((
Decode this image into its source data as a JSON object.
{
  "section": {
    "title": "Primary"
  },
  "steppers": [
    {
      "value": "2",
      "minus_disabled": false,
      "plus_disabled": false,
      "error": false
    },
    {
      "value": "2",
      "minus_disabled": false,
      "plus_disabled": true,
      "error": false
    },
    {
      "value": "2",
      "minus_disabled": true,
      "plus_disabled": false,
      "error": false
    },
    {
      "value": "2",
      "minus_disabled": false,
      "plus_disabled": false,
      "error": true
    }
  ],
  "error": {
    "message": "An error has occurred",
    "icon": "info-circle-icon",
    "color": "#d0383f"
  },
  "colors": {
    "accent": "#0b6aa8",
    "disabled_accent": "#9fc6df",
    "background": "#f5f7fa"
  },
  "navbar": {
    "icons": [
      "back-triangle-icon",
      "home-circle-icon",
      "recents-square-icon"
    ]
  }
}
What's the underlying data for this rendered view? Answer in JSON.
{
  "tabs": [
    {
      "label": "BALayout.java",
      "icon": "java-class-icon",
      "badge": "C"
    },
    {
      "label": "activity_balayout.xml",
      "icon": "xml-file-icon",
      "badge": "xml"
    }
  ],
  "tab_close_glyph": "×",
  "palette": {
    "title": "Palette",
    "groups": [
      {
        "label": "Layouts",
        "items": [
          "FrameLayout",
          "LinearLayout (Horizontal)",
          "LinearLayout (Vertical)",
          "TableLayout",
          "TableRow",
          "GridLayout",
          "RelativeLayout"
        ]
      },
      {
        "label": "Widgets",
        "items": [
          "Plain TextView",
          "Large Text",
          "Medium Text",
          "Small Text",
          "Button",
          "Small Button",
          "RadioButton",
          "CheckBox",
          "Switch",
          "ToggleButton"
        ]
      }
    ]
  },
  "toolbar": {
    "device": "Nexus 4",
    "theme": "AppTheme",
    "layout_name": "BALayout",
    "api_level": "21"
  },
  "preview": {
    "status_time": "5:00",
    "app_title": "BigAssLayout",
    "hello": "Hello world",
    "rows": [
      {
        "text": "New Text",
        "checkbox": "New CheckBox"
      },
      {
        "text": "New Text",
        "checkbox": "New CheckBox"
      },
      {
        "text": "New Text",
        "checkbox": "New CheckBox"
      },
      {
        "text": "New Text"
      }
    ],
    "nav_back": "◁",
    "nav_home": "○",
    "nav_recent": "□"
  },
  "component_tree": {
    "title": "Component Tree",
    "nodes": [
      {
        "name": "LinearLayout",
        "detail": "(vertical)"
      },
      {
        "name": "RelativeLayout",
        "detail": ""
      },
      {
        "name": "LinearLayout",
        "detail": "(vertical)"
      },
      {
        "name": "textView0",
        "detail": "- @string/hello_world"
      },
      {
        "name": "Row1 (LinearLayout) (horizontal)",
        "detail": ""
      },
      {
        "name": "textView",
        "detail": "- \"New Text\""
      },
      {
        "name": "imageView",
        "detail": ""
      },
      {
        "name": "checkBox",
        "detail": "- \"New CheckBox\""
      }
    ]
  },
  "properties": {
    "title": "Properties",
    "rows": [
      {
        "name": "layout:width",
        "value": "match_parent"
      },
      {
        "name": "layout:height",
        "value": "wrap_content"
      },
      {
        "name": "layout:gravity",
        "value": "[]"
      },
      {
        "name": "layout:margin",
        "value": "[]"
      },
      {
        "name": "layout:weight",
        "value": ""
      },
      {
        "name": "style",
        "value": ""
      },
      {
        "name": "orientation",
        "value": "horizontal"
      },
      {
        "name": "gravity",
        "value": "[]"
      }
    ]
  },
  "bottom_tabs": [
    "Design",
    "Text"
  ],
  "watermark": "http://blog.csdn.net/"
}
))
▶ _TASK OBJECTIVE_: Exactly reproduce every record.

▶ _THE REPLY_:
Decode this image into its source data as a JSON object.
{
  "section": {
    "title": "Primary"
  },
  "steppers": [
    {
      "value": "2",
      "minus_disabled": false,
      "plus_disabled": false,
      "error": false
    },
    {
      "value": "2",
      "minus_disabled": false,
      "plus_disabled": true,
      "error": false
    },
    {
      "value": "2",
      "minus_disabled": true,
      "plus_disabled": false,
      "error": false
    },
    {
      "value": "2",
      "minus_disabled": false,
      "plus_disabled": false,
      "error": true
    }
  ],
  "error": {
    "message": "An error has occurred",
    "icon": "info-circle-icon",
    "color": "#d0383f"
  },
  "colors": {
    "accent": "#0b6aa8",
    "disabled_accent": "#9fc6df",
    "background": "#f5f7fa"
  },
  "navbar": {
    "icons": [
      "back-triangle-icon",
      "home-circle-icon",
      "recents-square-icon"
    ]
  }
}
What's the underlying data for this rendered view? Answer in JSON.
{
  "tabs": [
    {
      "label": "BALayout.java",
      "icon": "java-class-icon",
      "badge": "C"
    },
    {
      "label": "activity_balayout.xml",
      "icon": "xml-file-icon",
      "badge": "xml"
    }
  ],
  "tab_close_glyph": "×",
  "palette": {
    "title": "Palette",
    "groups": [
      {
        "label": "Layouts",
        "items": [
          "FrameLayout",
          "LinearLayout (Horizontal)",
          "LinearLayout (Vertical)",
          "TableLayout",
          "TableRow",
          "GridLayout",
          "RelativeLayout"
        ]
      },
      {
        "label": "Widgets",
        "items": [
          "Plain TextView",
          "Large Text",
          "Medium Text",
          "Small Text",
          "Button",
          "Small Button",
          "RadioButton",
          "CheckBox",
          "Switch",
          "ToggleButton"
        ]
      }
    ]
  },
  "toolbar": {
    "device": "Nexus 4",
    "theme": "AppTheme",
    "layout_name": "BALayout",
    "api_level": "21"
  },
  "preview": {
    "status_time": "5:00",
    "app_title": "BigAssLayout",
    "hello": "Hello world",
    "rows": [
      {
        "text": "New Text",
        "checkbox": "New CheckBox"
      },
      {
        "text": "New Text",
        "checkbox": "New CheckBox"
      },
      {
        "text": "New Text",
        "checkbox": "New CheckBox"
      },
      {
        "text": "New Text"
      }
    ],
    "nav_back": "◁",
    "nav_home": "○",
    "nav_recent": "□"
  },
  "component_tree": {
    "title": "Component Tree",
    "nodes": [
      {
        "name": "LinearLayout",
        "detail": "(vertical)"
      },
      {
        "name": "RelativeLayout",
        "detail": ""
      },
      {
        "name": "LinearLayout",
        "detail": "(vertical)"
      },
      {
        "name": "textView0",
        "detail": "- @string/hello_world"
      },
      {
        "name": "Row1 (LinearLayout) (horizontal)",
        "detail": ""
      },
      {
        "name": "textView",
        "detail": "- \"New Text\""
      },
      {
        "name": "imageView",
        "detail": ""
      },
      {
        "name": "checkBox",
        "detail": "- \"New CheckBox\""
      }
    ]
  },
  "properties": {
    "title": "Properties",
    "rows": [
      {
        "name": "layout:width",
        "value": "match_parent"
      },
      {
        "name": "layout:height",
        "value": "wrap_content"
      },
      {
        "name": "layout:gravity",
        "value": "[]"
      },
      {
        "name": "layout:margin",
        "value": "[]"
      },
      {
        "name": "layout:weight",
        "value": ""
      },
      {
        "name": "style",
        "value": ""
      },
      {
        "name": "orientation",
        "value": "horizontal"
      },
      {
        "name": "gravity",
        "value": "[]"
      }
    ]
  },
  "bottom_tabs": [
    "Design",
    "Text"
  ],
  "watermark": "http://blog.csdn.net/"
}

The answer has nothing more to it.